### Your objective
Where the string "divPe" occurs in the material below, report the whole line.

Entries with figure data
——

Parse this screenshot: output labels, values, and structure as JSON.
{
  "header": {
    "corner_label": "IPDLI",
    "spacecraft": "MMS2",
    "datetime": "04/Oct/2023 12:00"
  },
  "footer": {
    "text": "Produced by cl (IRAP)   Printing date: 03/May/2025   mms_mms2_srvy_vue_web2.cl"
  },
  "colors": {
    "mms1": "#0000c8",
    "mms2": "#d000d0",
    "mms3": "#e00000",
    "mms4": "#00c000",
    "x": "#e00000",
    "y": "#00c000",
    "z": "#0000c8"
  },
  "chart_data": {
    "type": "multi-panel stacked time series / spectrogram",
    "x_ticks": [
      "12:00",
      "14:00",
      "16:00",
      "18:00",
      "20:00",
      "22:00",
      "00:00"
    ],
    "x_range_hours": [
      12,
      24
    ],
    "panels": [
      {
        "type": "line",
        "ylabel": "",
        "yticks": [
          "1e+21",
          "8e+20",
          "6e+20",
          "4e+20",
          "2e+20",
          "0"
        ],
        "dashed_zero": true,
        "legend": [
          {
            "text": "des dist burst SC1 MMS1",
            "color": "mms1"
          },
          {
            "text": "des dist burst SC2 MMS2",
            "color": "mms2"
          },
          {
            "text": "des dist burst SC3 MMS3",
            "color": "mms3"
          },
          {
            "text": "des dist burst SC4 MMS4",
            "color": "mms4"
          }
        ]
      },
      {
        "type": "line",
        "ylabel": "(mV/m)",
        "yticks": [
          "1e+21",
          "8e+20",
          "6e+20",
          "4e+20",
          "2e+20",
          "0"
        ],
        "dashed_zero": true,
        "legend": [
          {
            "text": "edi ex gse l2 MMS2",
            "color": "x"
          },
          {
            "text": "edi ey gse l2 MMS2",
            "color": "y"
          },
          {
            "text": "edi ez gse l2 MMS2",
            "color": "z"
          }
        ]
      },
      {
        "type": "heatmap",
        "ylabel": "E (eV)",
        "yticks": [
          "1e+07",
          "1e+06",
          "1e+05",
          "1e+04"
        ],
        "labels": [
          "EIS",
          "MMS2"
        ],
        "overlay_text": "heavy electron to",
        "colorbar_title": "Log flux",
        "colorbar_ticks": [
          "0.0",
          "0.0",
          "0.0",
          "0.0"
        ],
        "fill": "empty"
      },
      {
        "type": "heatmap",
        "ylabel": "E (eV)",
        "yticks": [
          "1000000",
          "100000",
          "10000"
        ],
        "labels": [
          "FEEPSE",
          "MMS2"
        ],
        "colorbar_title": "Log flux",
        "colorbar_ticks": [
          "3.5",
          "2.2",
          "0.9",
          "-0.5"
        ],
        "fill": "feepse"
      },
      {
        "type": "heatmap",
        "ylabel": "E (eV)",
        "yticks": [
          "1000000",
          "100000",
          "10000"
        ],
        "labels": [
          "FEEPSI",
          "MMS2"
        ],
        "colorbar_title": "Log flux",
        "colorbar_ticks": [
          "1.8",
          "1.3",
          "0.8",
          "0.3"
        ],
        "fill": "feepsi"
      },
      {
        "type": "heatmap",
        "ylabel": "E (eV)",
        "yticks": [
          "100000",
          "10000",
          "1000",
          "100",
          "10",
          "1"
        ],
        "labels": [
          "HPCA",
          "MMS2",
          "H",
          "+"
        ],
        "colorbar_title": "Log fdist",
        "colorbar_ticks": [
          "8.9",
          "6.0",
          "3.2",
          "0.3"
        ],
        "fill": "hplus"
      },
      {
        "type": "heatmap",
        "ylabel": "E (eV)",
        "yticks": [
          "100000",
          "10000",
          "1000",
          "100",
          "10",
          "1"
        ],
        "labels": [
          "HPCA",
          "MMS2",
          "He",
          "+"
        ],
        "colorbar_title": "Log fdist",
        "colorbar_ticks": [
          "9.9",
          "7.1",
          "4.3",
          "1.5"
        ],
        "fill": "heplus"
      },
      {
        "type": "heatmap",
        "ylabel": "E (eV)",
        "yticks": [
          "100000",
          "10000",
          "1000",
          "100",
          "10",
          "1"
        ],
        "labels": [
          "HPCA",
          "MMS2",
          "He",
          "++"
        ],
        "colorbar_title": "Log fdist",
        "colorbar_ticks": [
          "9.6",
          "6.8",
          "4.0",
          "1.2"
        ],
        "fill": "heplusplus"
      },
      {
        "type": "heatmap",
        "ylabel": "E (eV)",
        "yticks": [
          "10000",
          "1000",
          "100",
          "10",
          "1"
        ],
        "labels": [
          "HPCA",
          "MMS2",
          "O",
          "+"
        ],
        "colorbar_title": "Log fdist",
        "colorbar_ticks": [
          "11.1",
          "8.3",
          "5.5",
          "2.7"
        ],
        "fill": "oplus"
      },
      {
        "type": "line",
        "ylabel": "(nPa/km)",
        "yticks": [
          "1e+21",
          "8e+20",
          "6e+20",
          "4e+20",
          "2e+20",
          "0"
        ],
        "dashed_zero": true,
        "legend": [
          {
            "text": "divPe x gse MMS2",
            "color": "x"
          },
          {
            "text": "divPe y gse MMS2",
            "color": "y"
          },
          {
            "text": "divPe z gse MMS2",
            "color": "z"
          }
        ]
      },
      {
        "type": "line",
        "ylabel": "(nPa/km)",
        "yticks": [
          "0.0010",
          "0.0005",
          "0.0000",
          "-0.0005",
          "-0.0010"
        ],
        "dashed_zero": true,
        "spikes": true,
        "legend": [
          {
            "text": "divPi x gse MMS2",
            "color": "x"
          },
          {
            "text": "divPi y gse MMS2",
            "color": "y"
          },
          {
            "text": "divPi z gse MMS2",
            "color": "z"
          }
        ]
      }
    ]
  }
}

——

### Full solution
            "text": "divPe x gse MMS2",
            "text": "divPe y gse MMS2",
            "text": "divPe z gse MMS2",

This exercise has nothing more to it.